▶ [What you need to do]
Restate the whole listing word for word. Pictures are left out.

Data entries
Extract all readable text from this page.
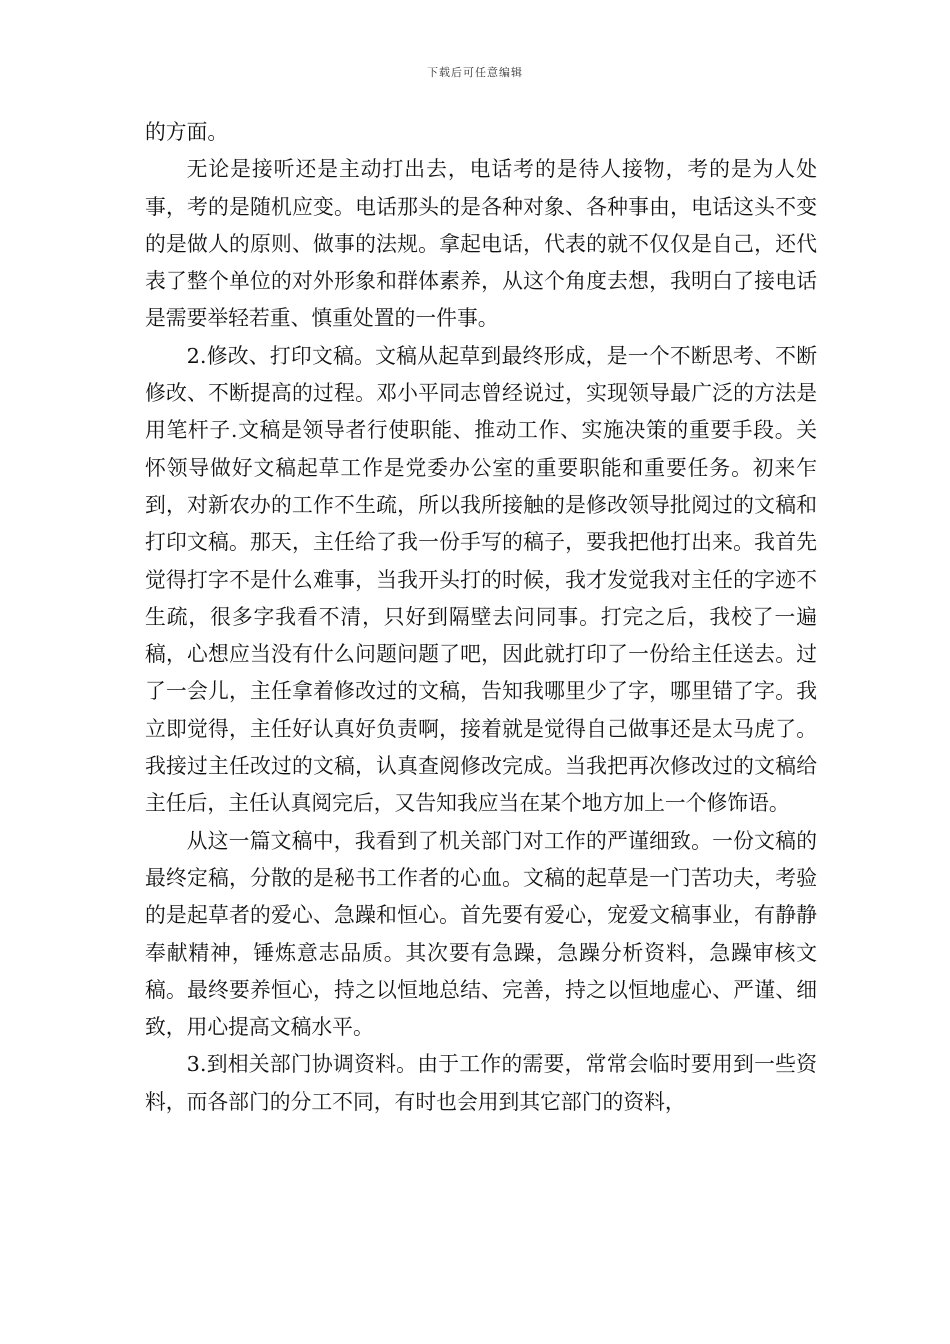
下载后可任意编辑

的方面。

无论是接听还是主动打出去，电话考的是待人接物，考的是为人处事，考的是随机应变。电话那头的是各种对象、各种事由，电话这头不变的是做人的原则、做事的法规。拿起电话，代表的就不仅仅是自己，还代表了整个单位的对外形象和群体素养，从这个角度去想，我明白了接电话是需要举轻若重、慎重处置的一件事。

2.修改、打印文稿。文稿从起草到最终形成，是一个不断思考、不断修改、不断提高的过程。邓小平同志曾经说过，实现领导最广泛的方法是用笔杆子.文稿是领导者行使职能、推动工作、实施决策的重要手段。关怀领导做好文稿起草工作是党委办公室的重要职能和重要任务。初来乍到，对新农办的工作不生疏，所以我所接触的是修改领导批阅过的文稿和打印文稿。那天，主任给了我一份手写的稿子，要我把他打出来。我首先觉得打字不是什么难事，当我开头打的时候，我才发觉我对主任的字迹不生疏，很多字我看不清，只好到隔壁去问同事。打完之后，我校了一遍稿，心想应当没有什么问题问题了吧，因此就打印了一份给主任送去。过了一会儿，主任拿着修改过的文稿，告知我哪里少了字，哪里错了字。我立即觉得，主任好认真好负责啊，接着就是觉得自己做事还是太马虎了。我接过主任改过的文稿，认真查阅修改完成。当我把再次修改过的文稿给主任后，主任认真阅完后，又告知我应当在某个地方加上一个修饰语。

从这一篇文稿中，我看到了机关部门对工作的严谨细致。一份文稿的最终定稿，分散的是秘书工作者的心血。文稿的起草是一门苦功夫，考验的是起草者的爱心、急躁和恒心。首先要有爱心，宠爱文稿事业，有静静奉献精神，锤炼意志品质。其次要有急躁，急躁分析资料，急躁审核文稿。最终要养恒心，持之以恒地总结、完善，持之以恒地虚心、严谨、细致，用心提高文稿水平。

3.到相关部门协调资料。由于工作的需要，常常会临时要用到一些资料，而各部门的分工不同，有时也会用到其它部门的资料，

▶ [Complete answer]
Extract all readable text from this page.
下载后可任意编辑

的方面。

无论是接听还是主动打出去，电话考的是待人接物，考的是为人处事，考的是随机应变。电话那头的是各种对象、各种事由，电话这头不变的是做人的原则、做事的法规。拿起电话，代表的就不仅仅是自己，还代表了整个单位的对外形象和群体素养，从这个角度去想，我明白了接电话是需要举轻若重、慎重处置的一件事。

2.修改、打印文稿。文稿从起草到最终形成，是一个不断思考、不断修改、不断提高的过程。邓小平同志曾经说过，实现领导最广泛的方法是用笔杆子.文稿是领导者行使职能、推动工作、实施决策的重要手段。关怀领导做好文稿起草工作是党委办公室的重要职能和重要任务。初来乍到，对新农办的工作不生疏，所以我所接触的是修改领导批阅过的文稿和打印文稿。那天，主任给了我一份手写的稿子，要我把他打出来。我首先觉得打字不是什么难事，当我开头打的时候，我才发觉我对主任的字迹不生疏，很多字我看不清，只好到隔壁去问同事。打完之后，我校了一遍稿，心想应当没有什么问题问题了吧，因此就打印了一份给主任送去。过了一会儿，主任拿着修改过的文稿，告知我哪里少了字，哪里错了字。我立即觉得，主任好认真好负责啊，接着就是觉得自己做事还是太马虎了。我接过主任改过的文稿，认真查阅修改完成。当我把再次修改过的文稿给主任后，主任认真阅完后，又告知我应当在某个地方加上一个修饰语。

从这一篇文稿中，我看到了机关部门对工作的严谨细致。一份文稿的最终定稿，分散的是秘书工作者的心血。文稿的起草是一门苦功夫，考验的是起草者的爱心、急躁和恒心。首先要有爱心，宠爱文稿事业，有静静奉献精神，锤炼意志品质。其次要有急躁，急躁分析资料，急躁审核文稿。最终要养恒心，持之以恒地总结、完善，持之以恒地虚心、严谨、细致，用心提高文稿水平。

3.到相关部门协调资料。由于工作的需要，常常会临时要用到一些资料，而各部门的分工不同，有时也会用到其它部门的资料，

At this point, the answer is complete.